● **Record list**
<<<<
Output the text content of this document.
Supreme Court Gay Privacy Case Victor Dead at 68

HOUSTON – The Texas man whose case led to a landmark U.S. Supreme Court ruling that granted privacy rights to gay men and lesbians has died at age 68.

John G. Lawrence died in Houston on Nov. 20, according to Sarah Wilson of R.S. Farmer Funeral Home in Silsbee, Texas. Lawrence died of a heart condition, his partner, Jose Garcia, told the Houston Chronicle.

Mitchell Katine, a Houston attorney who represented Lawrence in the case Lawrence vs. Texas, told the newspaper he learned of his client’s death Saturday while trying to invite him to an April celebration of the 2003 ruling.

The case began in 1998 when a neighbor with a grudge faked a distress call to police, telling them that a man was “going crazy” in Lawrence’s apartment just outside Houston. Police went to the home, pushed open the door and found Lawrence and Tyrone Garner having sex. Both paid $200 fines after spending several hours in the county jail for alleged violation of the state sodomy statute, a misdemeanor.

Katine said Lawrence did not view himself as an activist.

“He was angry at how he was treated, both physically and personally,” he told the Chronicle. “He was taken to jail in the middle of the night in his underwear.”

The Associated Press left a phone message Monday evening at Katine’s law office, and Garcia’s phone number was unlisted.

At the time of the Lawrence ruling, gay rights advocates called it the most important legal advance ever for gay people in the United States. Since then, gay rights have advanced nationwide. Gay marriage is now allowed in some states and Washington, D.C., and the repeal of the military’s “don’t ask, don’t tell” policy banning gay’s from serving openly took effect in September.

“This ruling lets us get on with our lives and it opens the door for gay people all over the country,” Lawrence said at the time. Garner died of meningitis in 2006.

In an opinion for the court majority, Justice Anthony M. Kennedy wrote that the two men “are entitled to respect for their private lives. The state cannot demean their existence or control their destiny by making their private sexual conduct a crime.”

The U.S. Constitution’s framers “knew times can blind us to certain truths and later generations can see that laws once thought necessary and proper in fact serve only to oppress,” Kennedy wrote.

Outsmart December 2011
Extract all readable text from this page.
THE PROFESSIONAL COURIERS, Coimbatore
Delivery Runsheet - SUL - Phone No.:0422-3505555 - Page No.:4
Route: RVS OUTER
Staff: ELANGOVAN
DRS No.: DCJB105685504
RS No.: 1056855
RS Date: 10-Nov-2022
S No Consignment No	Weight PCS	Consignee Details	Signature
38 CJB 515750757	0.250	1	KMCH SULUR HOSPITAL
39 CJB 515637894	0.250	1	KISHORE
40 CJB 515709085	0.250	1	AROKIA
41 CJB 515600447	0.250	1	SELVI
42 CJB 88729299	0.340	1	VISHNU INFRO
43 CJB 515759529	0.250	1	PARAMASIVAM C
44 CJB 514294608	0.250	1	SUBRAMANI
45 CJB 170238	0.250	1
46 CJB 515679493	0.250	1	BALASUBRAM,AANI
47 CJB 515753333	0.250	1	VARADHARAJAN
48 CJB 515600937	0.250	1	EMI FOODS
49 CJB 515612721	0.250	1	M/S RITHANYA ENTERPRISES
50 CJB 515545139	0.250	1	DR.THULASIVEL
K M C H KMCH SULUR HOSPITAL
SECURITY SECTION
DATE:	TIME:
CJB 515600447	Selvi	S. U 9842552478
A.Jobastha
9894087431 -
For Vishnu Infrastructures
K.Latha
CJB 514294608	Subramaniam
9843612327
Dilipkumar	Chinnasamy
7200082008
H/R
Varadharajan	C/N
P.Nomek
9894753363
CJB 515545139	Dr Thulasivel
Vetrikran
>>>>
<<<<
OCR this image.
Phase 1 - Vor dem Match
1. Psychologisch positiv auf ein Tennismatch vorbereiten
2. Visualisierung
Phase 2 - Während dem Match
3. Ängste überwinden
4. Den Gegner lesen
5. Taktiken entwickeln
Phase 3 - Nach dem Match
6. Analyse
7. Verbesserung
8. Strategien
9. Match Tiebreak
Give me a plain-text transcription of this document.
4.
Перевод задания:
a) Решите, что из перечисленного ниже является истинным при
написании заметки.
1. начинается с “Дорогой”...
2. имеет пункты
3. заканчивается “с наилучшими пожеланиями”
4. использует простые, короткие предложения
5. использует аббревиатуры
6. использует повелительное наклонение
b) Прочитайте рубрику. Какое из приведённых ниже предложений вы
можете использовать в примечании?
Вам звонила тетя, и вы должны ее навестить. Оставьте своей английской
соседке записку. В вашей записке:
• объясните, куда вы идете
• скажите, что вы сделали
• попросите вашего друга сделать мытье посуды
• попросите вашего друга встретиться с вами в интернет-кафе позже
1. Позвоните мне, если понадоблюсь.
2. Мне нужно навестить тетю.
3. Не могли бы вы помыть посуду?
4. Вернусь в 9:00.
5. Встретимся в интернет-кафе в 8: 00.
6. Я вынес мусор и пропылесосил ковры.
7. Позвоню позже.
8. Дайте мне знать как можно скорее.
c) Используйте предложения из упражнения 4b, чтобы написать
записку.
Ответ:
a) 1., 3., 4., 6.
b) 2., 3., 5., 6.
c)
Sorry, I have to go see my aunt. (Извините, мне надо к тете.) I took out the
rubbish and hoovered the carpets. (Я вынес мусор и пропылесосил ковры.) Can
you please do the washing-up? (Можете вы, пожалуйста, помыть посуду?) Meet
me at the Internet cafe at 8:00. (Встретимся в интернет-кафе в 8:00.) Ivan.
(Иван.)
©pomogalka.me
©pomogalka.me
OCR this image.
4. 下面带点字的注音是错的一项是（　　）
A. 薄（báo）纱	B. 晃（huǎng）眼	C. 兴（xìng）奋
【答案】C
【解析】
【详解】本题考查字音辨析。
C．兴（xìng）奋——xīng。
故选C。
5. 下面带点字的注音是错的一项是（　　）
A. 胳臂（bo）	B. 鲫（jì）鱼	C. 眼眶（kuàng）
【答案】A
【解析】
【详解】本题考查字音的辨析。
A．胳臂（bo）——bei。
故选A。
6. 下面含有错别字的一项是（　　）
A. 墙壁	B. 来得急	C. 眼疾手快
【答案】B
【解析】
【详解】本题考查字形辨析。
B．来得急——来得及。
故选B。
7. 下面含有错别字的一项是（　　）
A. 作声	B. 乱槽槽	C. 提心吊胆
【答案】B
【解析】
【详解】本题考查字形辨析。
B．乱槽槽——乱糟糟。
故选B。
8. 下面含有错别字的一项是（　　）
>>>>
Extract, from the material above, each line holding the word "кафе".

• попросите вашего друга встретиться с вами в интернет-кафе позже
5. Встретимся в интернет-кафе в 8: 00.
me at the Internet cafe at 8:00. (Встретимся в интернет-кафе в 8:00.) Ivan.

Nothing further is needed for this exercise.